- _Material for the task_
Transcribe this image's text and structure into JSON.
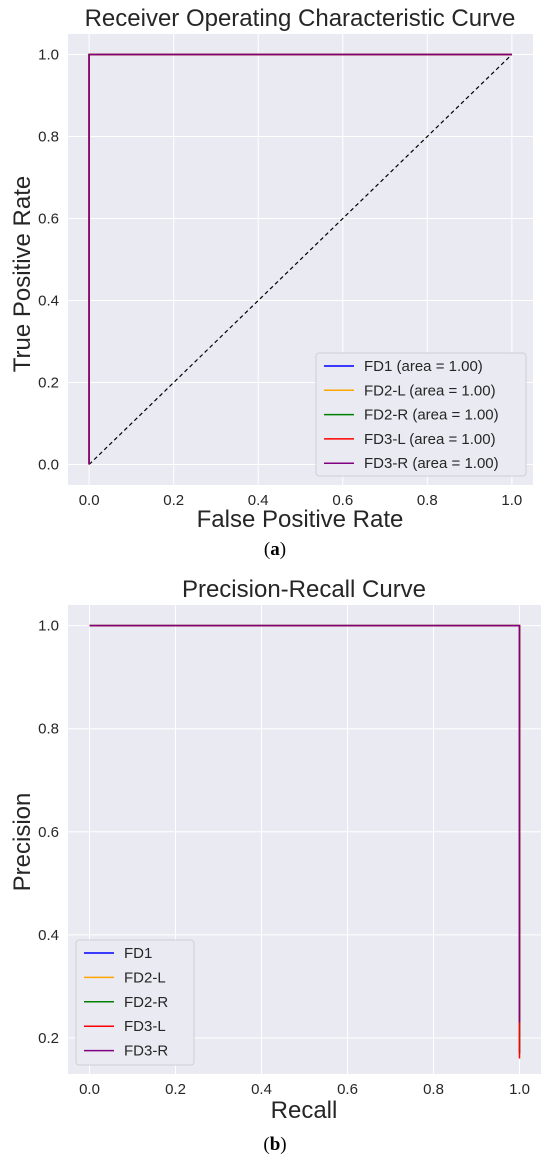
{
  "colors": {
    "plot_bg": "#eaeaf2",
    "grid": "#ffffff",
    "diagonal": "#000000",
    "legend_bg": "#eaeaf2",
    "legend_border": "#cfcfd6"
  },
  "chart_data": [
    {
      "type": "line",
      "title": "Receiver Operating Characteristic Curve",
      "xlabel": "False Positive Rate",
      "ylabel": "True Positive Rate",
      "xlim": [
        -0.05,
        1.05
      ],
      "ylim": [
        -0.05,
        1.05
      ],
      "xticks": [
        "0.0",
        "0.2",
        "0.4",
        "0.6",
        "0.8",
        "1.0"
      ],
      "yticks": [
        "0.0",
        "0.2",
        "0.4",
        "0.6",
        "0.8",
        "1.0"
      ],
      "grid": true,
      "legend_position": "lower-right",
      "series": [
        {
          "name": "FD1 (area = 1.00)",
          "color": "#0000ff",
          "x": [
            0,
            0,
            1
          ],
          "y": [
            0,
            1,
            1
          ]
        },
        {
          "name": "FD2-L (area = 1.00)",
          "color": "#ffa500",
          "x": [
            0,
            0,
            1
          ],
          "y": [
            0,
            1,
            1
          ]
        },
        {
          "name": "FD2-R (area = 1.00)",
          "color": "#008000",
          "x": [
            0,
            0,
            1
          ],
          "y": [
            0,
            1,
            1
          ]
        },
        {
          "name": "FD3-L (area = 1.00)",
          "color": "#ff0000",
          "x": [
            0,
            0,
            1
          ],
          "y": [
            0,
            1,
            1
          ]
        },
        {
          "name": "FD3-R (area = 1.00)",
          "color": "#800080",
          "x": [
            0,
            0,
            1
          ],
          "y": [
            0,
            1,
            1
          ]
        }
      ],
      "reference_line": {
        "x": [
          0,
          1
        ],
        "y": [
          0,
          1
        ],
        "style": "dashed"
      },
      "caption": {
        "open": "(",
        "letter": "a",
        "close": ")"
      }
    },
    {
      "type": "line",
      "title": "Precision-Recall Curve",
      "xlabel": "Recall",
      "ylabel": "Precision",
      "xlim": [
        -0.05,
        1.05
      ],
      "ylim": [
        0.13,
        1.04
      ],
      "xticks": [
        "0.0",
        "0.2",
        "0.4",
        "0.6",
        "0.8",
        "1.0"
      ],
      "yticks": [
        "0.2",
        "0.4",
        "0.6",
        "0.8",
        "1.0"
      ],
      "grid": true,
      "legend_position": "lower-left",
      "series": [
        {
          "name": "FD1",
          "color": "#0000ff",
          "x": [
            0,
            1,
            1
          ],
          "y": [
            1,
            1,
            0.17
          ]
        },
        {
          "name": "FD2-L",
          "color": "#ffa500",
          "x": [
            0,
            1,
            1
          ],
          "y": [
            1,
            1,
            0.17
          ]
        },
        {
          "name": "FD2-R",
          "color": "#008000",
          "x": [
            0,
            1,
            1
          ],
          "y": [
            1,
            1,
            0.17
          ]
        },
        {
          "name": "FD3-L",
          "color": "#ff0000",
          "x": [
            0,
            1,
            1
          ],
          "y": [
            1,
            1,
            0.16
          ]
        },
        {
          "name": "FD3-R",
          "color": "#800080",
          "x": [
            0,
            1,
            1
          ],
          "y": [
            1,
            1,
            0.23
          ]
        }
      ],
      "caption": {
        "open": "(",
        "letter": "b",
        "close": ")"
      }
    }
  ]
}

* * *

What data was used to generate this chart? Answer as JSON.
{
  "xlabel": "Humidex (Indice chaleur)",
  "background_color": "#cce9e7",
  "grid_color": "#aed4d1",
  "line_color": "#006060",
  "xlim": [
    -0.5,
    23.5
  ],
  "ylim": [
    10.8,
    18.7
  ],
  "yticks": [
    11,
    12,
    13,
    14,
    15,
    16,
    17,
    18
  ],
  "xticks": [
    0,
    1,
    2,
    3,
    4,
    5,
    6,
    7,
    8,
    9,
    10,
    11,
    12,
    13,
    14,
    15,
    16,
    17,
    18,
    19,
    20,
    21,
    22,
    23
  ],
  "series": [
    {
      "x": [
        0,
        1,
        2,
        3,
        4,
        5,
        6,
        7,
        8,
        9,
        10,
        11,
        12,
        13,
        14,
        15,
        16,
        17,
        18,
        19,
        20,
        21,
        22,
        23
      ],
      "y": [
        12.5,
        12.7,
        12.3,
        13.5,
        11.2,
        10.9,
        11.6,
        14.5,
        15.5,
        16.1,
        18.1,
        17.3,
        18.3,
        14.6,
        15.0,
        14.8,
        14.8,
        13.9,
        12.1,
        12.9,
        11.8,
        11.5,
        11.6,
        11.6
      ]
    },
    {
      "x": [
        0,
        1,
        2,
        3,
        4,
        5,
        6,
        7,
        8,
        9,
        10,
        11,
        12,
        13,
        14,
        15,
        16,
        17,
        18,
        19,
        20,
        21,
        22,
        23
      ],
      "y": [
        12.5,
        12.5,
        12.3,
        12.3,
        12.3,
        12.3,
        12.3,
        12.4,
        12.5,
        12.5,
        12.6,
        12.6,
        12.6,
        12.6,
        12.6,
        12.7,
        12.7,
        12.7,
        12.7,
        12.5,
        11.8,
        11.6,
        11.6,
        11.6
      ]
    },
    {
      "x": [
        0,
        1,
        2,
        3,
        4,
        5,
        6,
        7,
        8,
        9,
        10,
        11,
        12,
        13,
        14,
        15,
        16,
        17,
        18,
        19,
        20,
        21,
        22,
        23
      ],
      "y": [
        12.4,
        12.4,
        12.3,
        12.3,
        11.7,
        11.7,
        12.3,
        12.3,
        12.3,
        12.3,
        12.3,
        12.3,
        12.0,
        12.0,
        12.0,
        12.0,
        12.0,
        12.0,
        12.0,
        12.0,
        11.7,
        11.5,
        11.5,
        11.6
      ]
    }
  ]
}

- _Your goal_
Where a line holds "area", copy that line.

- _Final result_
          "name": "FD1 (area = 1.00)",
          "name": "FD2-L (area = 1.00)",
          "name": "FD2-R (area = 1.00)",
          "name": "FD3-L (area = 1.00)",
          "name": "FD3-R (area = 1.00)",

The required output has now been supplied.